The task ::
Repeat the part of the text on southern French wines from "Down towards the" to "body, not flavour.".

Text excerpt ::

****************

Down towards the Pyrenees the wines change notably in colour, price and quality, and they are good wines too. Those of Bergerac and Quercy are rich, red wines sold mostly in the markets of Cahors; and the wines of Toulouse, grown on the sunny hill-slopes between Toulouse and the frontier, are thick, alcoholic wines frequently blended with real Bordeaux—to give body, not flavour.
The wines of Armagnac are mostly turned into eau de vie, and just as good eau de vie as that of Cognac, though without its flavour, and without its advertising, which is the chief reason why the two or three principal brands of cognac are called for at the wine-dealers.
At Chalosse, in the Landes, between Bayonne and Bordeaux, are also grown wines made mostly into eau de vie.
Béarn produces a light coloured wine, a specialty of the country, and an acquired taste like olives and Gorgonzola cheese. From Béarn, also, comes the famous cru de Jurançon, celebrated since the days of Henri Quatre, a simple, full-bodied, delicious-tasting, red wine.

****************

Records ::
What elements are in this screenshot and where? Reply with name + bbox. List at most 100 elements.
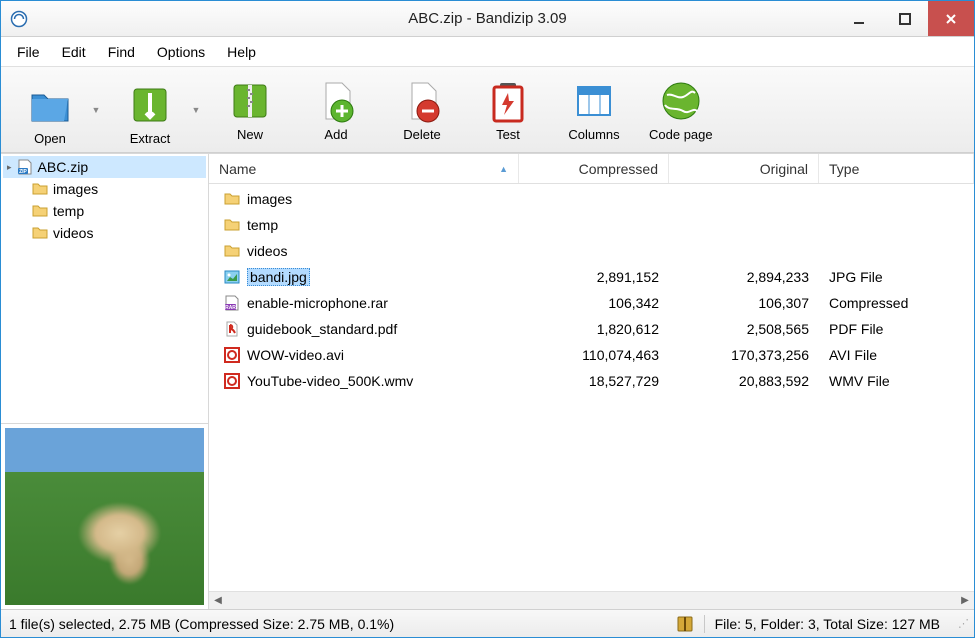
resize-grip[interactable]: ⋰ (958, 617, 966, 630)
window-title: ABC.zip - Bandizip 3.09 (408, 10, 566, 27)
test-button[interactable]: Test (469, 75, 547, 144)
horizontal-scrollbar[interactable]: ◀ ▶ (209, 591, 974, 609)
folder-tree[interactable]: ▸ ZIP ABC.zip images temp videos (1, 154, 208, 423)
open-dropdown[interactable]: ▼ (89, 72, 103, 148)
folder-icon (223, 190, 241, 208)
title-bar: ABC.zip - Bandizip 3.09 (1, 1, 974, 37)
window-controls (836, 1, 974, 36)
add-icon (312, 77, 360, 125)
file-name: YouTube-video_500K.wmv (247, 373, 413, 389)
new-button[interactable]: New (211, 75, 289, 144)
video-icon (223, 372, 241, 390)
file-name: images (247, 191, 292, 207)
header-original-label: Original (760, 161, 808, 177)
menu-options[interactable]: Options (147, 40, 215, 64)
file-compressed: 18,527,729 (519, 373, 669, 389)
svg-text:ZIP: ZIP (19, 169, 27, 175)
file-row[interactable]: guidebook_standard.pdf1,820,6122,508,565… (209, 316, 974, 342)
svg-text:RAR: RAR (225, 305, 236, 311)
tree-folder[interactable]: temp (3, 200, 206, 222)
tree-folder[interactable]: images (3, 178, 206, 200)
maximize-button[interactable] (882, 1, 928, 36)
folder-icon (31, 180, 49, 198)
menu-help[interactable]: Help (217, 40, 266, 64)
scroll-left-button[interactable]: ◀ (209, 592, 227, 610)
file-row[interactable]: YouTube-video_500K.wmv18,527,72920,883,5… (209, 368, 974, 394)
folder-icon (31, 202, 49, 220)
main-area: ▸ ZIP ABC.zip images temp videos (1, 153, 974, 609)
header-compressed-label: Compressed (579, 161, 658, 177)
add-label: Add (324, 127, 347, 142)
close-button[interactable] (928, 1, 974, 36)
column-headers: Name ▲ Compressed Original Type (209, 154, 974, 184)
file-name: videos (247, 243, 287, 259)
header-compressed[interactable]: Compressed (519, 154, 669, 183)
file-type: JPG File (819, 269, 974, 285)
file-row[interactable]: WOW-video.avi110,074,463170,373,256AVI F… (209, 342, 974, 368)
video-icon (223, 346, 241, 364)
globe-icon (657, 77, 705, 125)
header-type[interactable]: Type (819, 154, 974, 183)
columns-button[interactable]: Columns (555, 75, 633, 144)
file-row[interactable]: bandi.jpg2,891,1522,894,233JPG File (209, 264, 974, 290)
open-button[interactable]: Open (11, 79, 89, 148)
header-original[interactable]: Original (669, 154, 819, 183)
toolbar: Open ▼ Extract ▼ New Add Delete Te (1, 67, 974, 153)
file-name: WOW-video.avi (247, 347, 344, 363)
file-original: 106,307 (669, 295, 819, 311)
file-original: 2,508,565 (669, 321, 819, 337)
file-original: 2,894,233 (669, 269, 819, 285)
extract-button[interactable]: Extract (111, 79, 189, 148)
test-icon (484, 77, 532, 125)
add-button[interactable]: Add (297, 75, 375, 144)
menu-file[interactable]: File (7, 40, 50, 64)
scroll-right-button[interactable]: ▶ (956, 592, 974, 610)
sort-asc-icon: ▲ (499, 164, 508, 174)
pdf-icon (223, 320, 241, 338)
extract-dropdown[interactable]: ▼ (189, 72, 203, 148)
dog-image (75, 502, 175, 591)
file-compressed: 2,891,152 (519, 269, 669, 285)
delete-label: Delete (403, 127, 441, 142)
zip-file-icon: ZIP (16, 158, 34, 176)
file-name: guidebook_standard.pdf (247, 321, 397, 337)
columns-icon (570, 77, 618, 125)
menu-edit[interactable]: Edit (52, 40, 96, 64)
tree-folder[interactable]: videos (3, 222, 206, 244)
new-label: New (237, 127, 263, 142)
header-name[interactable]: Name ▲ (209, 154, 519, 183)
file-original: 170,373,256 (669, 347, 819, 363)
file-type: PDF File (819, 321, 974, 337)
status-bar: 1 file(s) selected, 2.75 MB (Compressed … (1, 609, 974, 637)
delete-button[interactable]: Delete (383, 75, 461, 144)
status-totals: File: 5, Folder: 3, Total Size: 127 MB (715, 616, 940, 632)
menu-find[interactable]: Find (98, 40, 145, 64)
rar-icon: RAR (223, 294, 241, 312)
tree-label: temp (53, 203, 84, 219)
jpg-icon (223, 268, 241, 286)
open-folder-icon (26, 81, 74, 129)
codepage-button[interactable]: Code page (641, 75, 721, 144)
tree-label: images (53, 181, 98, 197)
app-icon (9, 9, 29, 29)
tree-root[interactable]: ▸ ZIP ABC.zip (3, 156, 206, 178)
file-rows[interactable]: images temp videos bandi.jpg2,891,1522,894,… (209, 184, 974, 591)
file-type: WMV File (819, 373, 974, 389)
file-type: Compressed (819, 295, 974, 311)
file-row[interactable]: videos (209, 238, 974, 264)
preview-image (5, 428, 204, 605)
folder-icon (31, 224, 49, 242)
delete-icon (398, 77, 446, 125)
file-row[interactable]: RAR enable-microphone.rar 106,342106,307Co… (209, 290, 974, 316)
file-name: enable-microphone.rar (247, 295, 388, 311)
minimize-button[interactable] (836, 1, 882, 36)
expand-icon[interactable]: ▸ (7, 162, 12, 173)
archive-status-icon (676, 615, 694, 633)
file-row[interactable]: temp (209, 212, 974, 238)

****************

Completed exercise ::
Down towards the Pyrenees the wines change notably in colour, price and quality, and they are good wines too. Those of Bergerac and Quercy are rich, red wines sold mostly in the markets of Cahors; and the wines of Toulouse, grown on the sunny hill-slopes between Toulouse and the frontier, are thick, alcoholic wines frequently blended with real Bordeaux—to give body, not flavour.